__Goal__
Which lines of the records contain "Fouls"? Collect every one of them.

________________________________________

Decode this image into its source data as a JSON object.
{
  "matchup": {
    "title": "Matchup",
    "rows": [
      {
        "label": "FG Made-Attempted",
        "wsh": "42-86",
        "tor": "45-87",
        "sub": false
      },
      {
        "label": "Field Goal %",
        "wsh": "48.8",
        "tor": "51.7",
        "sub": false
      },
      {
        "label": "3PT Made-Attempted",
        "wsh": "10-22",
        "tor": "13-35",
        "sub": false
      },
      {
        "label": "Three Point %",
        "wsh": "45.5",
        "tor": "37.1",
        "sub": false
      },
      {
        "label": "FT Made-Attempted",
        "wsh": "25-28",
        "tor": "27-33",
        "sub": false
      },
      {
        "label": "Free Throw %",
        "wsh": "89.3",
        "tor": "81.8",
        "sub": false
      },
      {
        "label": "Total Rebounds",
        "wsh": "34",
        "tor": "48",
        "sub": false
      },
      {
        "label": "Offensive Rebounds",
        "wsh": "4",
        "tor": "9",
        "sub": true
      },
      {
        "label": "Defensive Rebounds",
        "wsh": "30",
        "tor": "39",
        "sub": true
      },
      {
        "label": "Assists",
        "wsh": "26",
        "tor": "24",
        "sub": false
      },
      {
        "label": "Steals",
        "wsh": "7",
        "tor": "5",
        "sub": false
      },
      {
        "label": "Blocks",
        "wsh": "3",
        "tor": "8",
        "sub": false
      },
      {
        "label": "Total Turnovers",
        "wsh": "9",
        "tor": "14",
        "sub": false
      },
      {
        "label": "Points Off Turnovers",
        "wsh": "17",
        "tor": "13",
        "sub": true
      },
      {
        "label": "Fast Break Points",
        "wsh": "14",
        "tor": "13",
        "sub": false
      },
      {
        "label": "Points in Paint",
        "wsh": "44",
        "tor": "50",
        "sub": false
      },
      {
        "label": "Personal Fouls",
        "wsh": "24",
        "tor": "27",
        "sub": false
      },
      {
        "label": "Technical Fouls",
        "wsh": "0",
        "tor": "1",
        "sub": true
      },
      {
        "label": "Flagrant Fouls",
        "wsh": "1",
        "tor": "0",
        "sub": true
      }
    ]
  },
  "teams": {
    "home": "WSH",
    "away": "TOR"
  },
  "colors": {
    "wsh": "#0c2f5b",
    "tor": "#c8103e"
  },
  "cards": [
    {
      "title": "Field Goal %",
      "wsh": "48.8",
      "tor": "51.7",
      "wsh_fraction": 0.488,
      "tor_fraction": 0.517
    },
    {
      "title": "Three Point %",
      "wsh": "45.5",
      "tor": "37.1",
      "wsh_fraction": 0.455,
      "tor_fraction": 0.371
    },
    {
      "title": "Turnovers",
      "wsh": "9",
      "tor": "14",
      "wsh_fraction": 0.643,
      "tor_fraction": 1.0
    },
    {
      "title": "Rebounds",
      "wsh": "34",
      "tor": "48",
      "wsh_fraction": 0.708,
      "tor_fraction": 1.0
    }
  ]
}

________________________________________

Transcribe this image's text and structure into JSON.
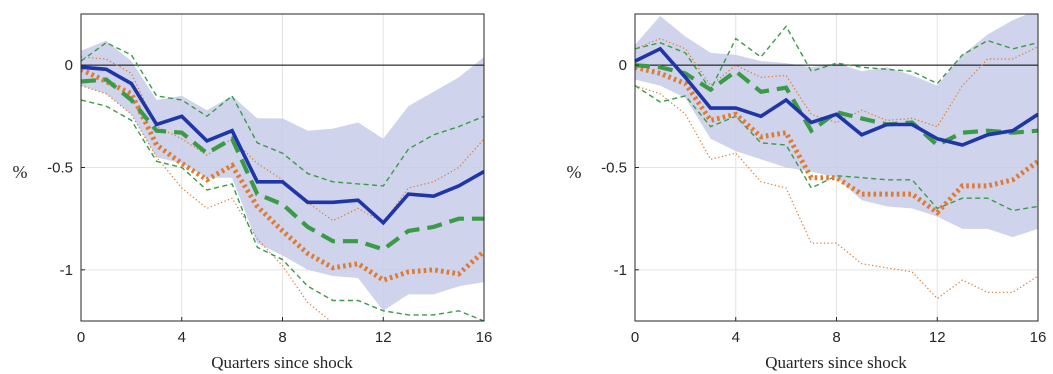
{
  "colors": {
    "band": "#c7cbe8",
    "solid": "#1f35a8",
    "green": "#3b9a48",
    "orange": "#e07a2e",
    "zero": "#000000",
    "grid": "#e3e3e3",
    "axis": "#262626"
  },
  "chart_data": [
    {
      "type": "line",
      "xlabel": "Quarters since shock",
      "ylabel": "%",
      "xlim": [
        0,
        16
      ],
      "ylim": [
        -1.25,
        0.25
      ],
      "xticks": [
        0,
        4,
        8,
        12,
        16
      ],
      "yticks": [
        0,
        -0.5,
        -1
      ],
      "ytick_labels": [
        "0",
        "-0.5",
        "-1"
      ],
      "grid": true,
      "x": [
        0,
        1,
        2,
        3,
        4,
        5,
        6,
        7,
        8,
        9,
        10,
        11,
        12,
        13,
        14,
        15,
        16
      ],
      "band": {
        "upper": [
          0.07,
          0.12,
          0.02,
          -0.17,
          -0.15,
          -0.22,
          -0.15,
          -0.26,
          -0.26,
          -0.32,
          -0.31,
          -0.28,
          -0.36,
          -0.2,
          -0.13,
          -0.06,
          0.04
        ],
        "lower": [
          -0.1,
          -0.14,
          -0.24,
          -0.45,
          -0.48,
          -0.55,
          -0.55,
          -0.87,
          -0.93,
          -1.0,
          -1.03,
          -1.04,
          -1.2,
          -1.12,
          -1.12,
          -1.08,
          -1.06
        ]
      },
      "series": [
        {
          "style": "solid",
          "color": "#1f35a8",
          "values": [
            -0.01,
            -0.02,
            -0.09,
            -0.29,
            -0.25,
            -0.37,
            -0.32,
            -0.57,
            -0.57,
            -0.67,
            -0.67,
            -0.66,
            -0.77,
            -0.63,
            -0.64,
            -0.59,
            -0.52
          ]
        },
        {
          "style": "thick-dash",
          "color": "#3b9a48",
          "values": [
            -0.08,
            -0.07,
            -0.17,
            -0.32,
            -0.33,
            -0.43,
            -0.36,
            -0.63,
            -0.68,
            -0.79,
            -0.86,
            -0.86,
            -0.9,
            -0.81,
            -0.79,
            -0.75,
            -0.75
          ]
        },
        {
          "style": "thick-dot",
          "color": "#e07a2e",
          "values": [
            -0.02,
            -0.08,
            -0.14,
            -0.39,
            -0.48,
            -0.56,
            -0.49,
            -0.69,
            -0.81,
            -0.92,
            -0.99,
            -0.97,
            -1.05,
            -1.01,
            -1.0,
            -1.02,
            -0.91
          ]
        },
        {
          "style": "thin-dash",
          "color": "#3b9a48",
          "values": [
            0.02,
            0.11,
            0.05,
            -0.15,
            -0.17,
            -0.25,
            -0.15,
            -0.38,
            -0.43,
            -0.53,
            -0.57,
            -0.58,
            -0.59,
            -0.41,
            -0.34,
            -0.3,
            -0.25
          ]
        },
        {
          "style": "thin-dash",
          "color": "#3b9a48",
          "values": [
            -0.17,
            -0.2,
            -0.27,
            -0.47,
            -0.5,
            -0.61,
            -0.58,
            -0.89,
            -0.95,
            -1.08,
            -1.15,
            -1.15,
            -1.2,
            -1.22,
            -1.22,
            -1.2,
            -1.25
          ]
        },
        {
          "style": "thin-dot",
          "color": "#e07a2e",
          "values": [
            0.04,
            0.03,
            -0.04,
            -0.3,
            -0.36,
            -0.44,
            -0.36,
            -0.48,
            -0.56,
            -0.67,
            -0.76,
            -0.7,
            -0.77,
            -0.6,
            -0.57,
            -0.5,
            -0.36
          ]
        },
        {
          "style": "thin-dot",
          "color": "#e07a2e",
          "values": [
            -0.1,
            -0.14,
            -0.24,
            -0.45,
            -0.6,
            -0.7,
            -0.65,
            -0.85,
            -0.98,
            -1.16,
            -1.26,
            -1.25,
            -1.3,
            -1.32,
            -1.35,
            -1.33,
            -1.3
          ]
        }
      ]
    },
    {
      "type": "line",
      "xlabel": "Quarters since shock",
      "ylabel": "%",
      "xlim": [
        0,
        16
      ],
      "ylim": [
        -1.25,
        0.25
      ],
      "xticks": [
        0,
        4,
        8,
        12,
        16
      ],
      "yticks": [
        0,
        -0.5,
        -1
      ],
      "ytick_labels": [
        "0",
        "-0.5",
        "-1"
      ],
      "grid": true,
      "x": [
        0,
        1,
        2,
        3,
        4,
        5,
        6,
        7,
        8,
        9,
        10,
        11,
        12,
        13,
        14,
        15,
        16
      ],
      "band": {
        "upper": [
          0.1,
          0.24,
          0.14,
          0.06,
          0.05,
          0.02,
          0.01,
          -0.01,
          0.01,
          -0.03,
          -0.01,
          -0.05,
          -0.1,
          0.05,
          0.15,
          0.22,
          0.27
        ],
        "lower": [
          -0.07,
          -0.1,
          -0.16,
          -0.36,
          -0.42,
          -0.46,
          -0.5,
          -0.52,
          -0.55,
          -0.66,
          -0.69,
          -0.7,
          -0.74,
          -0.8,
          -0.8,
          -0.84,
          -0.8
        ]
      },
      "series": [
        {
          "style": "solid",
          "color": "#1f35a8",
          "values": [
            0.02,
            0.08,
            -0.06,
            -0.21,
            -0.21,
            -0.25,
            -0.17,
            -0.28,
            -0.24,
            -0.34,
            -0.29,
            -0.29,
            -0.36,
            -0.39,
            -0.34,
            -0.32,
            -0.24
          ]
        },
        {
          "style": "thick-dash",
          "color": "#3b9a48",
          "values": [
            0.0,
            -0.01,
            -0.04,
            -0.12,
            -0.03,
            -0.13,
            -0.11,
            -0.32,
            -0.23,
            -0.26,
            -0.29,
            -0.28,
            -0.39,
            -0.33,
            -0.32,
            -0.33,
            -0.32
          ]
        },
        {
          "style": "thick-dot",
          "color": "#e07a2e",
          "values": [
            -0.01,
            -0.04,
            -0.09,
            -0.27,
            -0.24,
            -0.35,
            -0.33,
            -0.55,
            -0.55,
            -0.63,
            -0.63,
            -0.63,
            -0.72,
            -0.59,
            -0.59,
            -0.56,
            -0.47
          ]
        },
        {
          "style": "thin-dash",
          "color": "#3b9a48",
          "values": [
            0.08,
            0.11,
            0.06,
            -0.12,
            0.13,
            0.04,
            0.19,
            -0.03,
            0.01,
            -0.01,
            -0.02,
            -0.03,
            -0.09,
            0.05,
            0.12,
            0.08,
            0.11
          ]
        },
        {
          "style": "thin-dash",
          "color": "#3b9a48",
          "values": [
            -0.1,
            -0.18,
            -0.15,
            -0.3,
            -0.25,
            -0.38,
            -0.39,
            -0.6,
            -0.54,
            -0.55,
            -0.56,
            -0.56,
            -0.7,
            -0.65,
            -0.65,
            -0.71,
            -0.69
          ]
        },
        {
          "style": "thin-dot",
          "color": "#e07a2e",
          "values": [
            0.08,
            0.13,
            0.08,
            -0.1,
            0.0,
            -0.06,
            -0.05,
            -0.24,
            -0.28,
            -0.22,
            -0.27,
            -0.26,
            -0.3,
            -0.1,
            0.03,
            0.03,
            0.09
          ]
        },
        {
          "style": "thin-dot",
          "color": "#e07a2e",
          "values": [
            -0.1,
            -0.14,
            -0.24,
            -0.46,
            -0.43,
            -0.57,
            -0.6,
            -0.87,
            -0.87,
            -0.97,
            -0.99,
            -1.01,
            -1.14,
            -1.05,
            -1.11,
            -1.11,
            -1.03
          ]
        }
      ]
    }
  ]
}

________________________________________

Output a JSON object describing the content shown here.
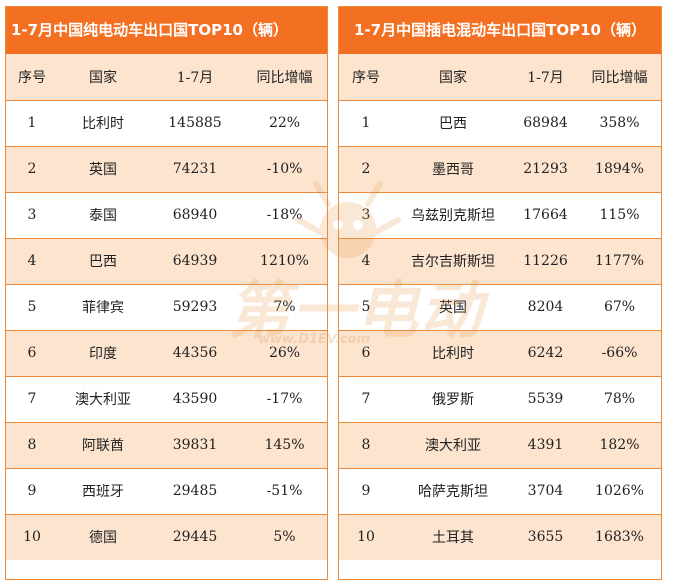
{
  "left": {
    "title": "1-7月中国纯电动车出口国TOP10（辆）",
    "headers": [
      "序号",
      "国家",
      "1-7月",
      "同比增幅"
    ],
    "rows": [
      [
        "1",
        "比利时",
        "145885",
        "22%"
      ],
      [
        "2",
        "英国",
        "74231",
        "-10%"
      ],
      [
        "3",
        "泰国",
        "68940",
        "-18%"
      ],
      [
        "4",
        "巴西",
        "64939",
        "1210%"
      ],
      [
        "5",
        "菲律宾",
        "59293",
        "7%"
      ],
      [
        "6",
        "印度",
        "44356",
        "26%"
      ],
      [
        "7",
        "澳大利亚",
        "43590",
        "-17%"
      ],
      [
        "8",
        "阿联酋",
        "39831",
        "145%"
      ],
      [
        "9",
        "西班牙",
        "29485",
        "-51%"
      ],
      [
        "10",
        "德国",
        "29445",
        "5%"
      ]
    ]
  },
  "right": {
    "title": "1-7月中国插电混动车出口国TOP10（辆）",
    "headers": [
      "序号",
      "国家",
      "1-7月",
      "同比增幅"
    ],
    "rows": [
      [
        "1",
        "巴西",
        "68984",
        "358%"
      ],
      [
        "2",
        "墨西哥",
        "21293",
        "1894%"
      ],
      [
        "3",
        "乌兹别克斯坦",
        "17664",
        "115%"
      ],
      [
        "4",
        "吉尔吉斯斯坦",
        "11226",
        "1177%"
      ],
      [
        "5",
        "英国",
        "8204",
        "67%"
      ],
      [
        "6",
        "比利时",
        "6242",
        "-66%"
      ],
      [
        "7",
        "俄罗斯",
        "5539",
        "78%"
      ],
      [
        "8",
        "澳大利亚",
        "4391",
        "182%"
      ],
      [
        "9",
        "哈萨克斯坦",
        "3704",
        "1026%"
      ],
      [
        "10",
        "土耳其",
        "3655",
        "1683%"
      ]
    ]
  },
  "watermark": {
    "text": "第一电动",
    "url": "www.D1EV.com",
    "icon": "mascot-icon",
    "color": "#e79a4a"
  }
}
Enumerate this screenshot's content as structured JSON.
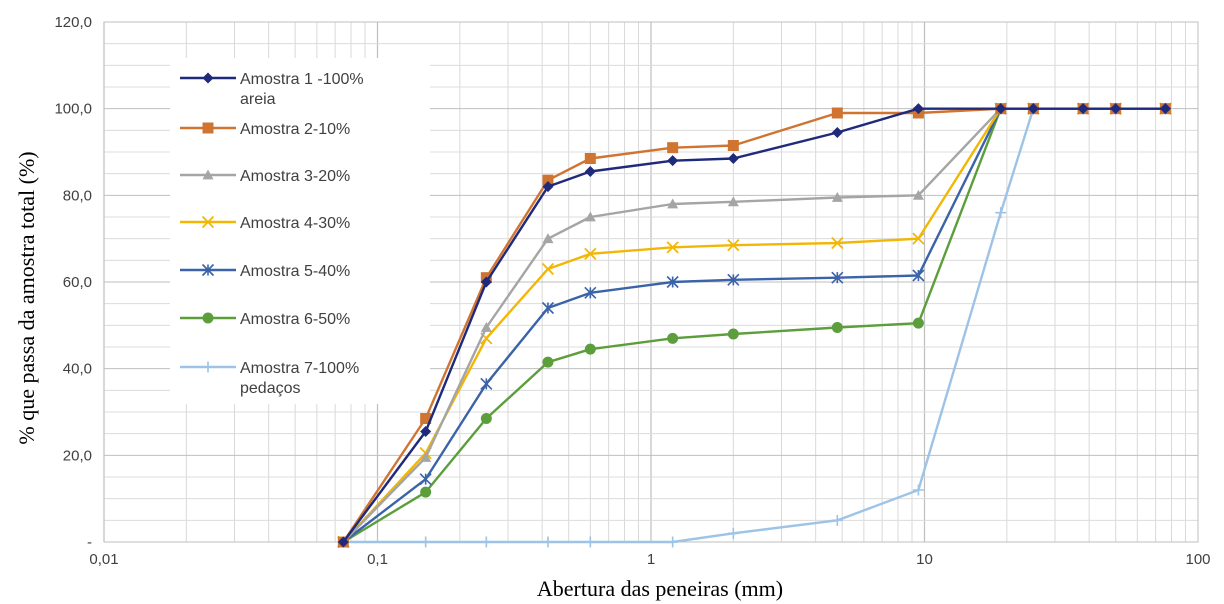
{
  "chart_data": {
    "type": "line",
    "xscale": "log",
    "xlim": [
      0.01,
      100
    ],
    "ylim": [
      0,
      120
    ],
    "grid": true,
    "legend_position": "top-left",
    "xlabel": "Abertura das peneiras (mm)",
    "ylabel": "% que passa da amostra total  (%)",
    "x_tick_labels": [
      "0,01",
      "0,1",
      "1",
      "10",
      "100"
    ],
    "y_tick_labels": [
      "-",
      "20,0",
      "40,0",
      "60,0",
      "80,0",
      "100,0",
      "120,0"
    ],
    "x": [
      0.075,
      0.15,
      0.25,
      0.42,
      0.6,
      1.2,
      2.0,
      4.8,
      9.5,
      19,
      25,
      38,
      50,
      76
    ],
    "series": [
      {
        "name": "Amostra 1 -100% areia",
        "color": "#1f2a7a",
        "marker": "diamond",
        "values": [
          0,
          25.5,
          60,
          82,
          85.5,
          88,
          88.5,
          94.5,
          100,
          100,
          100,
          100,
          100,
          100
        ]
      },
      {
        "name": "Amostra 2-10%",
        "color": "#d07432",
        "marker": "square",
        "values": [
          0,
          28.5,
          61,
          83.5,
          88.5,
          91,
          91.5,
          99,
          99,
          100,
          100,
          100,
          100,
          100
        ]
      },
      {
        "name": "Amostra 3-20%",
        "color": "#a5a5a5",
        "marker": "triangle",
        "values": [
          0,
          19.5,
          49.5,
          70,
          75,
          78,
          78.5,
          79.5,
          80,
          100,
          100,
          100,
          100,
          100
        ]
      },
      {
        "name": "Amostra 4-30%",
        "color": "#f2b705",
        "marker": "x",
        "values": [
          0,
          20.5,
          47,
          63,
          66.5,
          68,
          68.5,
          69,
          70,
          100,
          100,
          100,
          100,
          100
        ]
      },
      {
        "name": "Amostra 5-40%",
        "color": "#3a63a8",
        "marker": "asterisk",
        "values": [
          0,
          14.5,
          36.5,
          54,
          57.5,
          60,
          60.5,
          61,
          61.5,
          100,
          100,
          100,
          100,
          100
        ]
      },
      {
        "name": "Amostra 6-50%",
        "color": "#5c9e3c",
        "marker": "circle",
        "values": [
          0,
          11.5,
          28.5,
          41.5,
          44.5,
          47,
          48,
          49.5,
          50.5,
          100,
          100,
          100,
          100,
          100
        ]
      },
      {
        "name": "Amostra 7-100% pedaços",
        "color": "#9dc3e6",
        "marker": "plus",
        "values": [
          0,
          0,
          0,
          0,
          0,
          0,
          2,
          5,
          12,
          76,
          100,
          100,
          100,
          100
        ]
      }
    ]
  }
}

________________________________________

__Answer to this exercise__
        "label": "Personal Fouls",
        "label": "Technical Fouls",
        "label": "Flagrant Fouls",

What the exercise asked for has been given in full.